Identify every line in the records below that contains the word "circle", and reproduce each one.

## BEGIN DATA FOR THIS EXERCISE

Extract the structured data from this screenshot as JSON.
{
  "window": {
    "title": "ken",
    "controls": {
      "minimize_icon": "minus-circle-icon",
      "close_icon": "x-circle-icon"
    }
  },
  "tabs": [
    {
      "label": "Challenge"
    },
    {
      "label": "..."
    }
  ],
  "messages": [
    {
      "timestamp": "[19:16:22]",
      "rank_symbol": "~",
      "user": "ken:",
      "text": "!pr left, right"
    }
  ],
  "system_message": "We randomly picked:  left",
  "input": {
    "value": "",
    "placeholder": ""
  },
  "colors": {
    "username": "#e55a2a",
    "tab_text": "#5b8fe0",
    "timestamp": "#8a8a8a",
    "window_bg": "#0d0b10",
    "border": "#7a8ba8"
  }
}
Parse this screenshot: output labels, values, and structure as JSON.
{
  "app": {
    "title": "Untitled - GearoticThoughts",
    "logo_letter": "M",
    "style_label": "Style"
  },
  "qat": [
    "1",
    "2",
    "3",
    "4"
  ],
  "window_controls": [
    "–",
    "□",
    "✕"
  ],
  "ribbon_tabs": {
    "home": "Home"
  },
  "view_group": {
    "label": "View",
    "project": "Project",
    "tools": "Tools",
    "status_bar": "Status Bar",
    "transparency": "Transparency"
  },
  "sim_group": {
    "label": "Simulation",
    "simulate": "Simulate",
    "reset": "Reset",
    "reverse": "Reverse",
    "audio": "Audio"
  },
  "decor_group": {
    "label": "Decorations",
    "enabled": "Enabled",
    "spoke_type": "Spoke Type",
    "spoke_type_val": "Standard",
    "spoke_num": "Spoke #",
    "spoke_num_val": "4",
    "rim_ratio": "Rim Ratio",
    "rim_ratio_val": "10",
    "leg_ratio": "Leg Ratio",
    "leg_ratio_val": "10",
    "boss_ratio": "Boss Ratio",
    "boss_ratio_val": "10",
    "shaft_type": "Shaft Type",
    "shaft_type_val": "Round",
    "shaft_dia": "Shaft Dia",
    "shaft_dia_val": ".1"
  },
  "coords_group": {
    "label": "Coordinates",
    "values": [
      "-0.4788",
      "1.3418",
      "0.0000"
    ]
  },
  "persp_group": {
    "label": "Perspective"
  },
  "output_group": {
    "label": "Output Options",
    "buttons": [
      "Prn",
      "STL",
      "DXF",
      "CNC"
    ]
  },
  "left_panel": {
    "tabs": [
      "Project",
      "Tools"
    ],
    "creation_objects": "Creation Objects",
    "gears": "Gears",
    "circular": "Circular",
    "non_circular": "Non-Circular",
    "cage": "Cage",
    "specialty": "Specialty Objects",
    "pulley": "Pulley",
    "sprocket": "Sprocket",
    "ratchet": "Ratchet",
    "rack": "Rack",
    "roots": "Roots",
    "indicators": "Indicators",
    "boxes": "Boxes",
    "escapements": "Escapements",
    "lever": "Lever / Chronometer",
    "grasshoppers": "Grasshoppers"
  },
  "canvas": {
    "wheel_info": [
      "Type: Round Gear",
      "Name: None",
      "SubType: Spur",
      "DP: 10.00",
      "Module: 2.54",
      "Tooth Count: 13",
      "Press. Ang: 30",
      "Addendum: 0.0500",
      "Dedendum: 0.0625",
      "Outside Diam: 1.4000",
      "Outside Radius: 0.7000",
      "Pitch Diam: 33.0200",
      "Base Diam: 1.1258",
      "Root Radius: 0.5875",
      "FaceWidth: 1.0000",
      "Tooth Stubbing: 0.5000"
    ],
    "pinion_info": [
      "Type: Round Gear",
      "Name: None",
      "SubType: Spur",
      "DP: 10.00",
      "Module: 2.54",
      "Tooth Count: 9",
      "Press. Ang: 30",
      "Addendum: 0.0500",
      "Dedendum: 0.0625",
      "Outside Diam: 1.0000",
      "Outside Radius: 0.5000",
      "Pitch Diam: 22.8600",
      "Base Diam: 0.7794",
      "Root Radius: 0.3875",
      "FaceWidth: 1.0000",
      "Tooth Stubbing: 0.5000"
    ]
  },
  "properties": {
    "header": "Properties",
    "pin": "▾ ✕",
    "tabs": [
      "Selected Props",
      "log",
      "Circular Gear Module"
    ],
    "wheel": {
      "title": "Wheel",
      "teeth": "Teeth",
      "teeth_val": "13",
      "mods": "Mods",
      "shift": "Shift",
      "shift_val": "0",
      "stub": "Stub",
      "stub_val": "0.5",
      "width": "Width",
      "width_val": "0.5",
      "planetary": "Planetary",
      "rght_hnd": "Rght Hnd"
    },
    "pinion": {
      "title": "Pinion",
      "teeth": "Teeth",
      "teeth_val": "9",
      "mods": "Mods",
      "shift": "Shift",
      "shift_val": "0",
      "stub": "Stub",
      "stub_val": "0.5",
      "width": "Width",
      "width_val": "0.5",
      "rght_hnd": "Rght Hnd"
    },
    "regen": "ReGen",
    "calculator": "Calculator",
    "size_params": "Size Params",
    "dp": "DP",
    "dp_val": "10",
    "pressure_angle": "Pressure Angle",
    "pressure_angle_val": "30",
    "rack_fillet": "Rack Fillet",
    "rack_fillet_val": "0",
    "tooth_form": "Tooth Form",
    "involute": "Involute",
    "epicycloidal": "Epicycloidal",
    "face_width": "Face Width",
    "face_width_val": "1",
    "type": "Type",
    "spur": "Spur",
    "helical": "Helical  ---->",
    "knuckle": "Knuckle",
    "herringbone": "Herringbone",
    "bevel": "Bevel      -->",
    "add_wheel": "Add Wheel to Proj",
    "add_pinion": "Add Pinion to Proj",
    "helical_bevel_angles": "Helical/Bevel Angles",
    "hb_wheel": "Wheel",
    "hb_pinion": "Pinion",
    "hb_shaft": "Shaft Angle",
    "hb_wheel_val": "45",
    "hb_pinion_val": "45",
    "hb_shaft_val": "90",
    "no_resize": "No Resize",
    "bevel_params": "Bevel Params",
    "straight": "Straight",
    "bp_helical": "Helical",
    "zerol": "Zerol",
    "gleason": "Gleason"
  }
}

## END DATA FOR THIS EXERCISE

SOLUTION FOR THIS TASK:
      "minimize_icon": "minus-circle-icon",
      "close_icon": "x-circle-icon"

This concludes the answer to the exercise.